■ PROVIDED INFORMATION
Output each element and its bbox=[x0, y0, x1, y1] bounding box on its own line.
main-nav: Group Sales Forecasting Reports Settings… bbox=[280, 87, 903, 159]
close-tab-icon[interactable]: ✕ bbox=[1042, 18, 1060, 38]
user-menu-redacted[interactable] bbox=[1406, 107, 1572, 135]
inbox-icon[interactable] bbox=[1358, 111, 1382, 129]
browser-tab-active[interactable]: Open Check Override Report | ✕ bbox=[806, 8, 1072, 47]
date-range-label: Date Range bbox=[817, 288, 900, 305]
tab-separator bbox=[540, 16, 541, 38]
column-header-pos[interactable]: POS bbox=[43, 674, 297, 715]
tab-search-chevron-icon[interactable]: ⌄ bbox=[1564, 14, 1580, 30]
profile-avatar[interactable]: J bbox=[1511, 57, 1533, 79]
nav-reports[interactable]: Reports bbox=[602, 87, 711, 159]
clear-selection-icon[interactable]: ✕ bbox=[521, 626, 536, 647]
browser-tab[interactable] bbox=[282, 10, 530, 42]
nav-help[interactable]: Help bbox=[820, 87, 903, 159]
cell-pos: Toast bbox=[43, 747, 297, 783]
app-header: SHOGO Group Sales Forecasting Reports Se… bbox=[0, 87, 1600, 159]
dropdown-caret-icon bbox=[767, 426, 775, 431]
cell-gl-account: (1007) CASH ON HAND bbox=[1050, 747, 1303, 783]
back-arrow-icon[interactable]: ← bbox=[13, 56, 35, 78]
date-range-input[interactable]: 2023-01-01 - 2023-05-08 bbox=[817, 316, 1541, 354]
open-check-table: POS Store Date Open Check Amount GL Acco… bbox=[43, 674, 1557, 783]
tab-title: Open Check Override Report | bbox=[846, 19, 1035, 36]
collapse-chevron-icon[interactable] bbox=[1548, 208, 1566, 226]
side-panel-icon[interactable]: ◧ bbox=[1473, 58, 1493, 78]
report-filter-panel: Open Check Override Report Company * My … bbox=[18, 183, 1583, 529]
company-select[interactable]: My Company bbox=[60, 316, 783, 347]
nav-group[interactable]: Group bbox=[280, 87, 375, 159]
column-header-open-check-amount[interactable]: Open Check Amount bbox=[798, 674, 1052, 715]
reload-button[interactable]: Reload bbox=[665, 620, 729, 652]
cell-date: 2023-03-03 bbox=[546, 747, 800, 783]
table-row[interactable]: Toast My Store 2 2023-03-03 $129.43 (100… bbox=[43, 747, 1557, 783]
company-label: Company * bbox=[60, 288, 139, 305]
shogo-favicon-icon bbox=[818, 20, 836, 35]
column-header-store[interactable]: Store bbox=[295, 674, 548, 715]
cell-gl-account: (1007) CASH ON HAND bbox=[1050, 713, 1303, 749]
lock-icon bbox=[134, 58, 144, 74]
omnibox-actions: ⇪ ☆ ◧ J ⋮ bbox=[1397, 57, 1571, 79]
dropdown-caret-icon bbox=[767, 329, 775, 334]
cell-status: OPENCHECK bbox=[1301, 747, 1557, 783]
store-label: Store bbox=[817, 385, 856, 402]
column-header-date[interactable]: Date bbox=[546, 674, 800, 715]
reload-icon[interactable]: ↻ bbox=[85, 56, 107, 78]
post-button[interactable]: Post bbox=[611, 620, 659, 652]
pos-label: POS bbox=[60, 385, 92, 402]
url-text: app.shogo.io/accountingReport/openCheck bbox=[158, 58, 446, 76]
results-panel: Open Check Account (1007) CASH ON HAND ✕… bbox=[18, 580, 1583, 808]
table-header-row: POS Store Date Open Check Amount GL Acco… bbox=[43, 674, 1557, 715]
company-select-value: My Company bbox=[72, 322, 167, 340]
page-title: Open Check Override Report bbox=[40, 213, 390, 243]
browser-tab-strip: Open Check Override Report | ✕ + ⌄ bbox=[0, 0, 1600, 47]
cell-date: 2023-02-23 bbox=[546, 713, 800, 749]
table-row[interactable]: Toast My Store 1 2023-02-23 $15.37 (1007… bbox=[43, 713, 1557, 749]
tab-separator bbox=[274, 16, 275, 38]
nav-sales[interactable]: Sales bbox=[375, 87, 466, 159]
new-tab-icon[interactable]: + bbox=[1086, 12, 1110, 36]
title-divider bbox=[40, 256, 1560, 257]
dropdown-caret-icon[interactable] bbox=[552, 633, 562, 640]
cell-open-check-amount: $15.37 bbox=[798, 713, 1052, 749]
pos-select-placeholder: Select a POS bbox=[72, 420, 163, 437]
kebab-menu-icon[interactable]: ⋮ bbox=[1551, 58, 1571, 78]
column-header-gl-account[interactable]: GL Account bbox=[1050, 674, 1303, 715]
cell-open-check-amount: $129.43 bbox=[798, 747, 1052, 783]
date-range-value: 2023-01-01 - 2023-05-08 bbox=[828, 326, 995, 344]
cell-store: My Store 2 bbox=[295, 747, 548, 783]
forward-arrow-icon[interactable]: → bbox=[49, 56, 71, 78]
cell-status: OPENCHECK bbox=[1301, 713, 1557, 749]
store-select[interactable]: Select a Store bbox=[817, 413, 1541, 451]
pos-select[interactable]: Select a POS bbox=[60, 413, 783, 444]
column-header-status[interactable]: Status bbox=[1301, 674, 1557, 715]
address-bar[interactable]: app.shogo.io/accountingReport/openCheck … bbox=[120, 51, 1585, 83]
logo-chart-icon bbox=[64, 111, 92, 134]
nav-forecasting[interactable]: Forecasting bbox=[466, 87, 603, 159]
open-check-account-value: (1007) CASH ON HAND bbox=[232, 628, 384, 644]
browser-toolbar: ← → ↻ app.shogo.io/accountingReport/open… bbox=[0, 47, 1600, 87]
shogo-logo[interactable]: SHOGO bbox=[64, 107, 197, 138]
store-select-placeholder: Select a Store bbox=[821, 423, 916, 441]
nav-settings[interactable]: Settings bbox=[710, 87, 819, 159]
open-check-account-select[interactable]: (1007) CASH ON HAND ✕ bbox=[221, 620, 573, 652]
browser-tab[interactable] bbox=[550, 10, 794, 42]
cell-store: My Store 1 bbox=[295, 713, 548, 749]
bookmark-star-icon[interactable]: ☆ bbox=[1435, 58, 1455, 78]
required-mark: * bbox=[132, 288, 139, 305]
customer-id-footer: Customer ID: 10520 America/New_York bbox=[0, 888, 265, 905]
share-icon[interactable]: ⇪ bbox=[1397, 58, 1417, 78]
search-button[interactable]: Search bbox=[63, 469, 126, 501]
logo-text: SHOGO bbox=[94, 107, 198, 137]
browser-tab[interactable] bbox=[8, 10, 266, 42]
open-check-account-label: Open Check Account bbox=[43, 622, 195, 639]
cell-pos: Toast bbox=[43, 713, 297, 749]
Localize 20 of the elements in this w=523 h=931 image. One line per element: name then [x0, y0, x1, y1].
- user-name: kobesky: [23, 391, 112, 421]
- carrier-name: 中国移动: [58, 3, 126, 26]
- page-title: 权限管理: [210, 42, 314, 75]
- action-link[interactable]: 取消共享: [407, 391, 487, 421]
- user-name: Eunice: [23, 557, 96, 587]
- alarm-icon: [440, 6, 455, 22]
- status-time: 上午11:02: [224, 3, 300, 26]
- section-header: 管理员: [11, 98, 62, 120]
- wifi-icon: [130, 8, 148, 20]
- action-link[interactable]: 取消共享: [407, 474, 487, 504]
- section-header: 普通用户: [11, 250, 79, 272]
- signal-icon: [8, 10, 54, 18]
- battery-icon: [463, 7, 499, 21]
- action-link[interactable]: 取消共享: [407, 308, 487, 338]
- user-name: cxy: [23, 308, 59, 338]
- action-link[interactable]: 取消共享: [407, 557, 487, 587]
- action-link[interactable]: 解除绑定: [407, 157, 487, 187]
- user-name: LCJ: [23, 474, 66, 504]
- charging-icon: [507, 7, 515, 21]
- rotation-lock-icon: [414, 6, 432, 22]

■ WHAT YOU HAVE TO DO
Reproduce the lines above without any change, from the start of the records up to and including the line that contains "profile-avatar[interactable]: J bbox=[1511, 57, 1533, 79]".

■ CORRECT RESULT
Output each element and its bbox=[x0, y0, x1, y1] bounding box on its own line.
main-nav: Group Sales Forecasting Reports Settings… bbox=[280, 87, 903, 159]
close-tab-icon[interactable]: ✕ bbox=[1042, 18, 1060, 38]
user-menu-redacted[interactable] bbox=[1406, 107, 1572, 135]
inbox-icon[interactable] bbox=[1358, 111, 1382, 129]
browser-tab-active[interactable]: Open Check Override Report | ✕ bbox=[806, 8, 1072, 47]
date-range-label: Date Range bbox=[817, 288, 900, 305]
tab-separator bbox=[540, 16, 541, 38]
column-header-pos[interactable]: POS bbox=[43, 674, 297, 715]
tab-search-chevron-icon[interactable]: ⌄ bbox=[1564, 14, 1580, 30]
profile-avatar[interactable]: J bbox=[1511, 57, 1533, 79]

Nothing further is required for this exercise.